[Entries from a dataset]

--- Start ---

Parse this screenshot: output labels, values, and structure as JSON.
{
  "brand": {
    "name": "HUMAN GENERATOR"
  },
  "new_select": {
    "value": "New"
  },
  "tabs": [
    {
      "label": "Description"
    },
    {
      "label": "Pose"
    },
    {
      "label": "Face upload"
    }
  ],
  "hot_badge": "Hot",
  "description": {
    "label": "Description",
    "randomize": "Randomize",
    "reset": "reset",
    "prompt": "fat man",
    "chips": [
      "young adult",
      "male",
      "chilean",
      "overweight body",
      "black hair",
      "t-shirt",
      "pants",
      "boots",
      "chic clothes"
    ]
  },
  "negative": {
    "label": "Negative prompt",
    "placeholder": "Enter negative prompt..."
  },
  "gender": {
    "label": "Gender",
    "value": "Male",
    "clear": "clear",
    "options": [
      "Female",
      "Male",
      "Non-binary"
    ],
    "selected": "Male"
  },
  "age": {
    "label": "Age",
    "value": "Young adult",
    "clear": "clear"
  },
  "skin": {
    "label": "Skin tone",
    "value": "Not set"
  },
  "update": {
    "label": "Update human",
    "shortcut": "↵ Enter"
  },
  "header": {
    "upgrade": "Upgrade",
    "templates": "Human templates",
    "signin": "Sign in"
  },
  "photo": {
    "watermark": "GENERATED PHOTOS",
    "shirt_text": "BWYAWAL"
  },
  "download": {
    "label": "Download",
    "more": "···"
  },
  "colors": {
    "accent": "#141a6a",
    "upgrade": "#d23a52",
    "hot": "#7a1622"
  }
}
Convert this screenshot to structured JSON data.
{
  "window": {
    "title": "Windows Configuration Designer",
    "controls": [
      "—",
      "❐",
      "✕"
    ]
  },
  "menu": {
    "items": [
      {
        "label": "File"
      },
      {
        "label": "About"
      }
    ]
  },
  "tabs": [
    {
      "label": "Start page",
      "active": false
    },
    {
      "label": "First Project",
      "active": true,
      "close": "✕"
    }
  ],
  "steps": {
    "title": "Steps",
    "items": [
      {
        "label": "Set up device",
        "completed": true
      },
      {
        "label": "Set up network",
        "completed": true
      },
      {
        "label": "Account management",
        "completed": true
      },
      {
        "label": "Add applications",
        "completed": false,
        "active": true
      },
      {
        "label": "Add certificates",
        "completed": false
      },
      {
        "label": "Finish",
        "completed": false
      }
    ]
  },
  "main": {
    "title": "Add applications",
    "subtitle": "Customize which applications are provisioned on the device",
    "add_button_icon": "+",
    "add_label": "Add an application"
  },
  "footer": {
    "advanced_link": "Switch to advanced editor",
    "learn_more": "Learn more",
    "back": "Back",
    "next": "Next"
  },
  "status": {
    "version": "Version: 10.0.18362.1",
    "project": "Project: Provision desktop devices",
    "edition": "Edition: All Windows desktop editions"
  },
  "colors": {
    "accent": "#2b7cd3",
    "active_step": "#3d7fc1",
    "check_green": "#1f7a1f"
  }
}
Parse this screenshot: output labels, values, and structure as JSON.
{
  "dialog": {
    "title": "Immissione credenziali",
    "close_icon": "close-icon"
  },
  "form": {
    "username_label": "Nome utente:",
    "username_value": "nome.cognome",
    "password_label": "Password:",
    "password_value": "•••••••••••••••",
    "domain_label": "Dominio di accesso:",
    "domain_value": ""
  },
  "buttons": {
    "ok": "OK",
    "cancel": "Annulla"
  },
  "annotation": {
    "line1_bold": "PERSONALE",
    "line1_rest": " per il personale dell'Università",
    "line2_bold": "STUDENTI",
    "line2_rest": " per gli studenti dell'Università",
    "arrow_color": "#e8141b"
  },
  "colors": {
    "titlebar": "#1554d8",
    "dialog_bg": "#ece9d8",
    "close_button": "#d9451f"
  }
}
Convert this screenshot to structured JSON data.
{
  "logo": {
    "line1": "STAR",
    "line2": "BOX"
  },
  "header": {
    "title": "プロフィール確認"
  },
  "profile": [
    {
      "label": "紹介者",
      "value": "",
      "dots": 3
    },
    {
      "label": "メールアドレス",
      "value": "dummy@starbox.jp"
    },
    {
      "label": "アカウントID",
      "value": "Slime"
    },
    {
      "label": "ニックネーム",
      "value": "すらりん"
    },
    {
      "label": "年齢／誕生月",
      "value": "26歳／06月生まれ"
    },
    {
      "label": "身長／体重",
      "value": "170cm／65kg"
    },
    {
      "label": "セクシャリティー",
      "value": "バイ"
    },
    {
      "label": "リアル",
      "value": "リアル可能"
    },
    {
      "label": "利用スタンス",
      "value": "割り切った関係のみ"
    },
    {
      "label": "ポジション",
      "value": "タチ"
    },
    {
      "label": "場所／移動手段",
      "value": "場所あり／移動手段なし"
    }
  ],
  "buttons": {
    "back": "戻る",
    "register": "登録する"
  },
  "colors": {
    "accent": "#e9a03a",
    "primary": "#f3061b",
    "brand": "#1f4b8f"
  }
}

--- End ---

Return all lines containing the word "Project".

      "label": "First Project",
    "project": "Project: Provision desktop devices",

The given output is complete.